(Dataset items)
★ ★ ★ ★
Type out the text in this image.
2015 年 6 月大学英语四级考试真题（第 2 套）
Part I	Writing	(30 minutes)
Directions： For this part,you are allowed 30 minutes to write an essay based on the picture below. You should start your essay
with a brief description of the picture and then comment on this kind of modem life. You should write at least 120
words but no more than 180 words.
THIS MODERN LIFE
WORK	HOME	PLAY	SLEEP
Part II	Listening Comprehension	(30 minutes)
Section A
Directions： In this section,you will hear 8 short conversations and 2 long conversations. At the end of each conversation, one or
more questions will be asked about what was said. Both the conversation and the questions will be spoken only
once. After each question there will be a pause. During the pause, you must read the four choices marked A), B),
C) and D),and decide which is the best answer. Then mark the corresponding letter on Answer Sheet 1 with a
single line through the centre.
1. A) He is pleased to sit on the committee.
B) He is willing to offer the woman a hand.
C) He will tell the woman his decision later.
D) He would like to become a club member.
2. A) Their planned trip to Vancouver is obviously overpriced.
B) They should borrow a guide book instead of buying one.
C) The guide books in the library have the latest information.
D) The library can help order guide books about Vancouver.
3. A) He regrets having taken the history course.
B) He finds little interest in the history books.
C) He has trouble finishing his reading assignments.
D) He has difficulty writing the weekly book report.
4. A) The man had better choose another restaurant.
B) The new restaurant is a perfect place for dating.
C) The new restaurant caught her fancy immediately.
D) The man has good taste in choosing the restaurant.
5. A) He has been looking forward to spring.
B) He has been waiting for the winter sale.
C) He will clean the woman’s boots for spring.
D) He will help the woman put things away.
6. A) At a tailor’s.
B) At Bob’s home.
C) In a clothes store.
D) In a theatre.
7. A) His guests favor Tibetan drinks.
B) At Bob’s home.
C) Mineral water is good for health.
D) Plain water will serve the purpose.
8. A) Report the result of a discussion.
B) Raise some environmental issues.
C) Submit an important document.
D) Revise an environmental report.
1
★ ★ ★ ★
EXERCISE INSTRUCTIONS
Identify the lines of the data that contain the word "water". Copy each of them.

THE REPLY
C) Mineral water is good for health.
D) Plain water will serve the purpose.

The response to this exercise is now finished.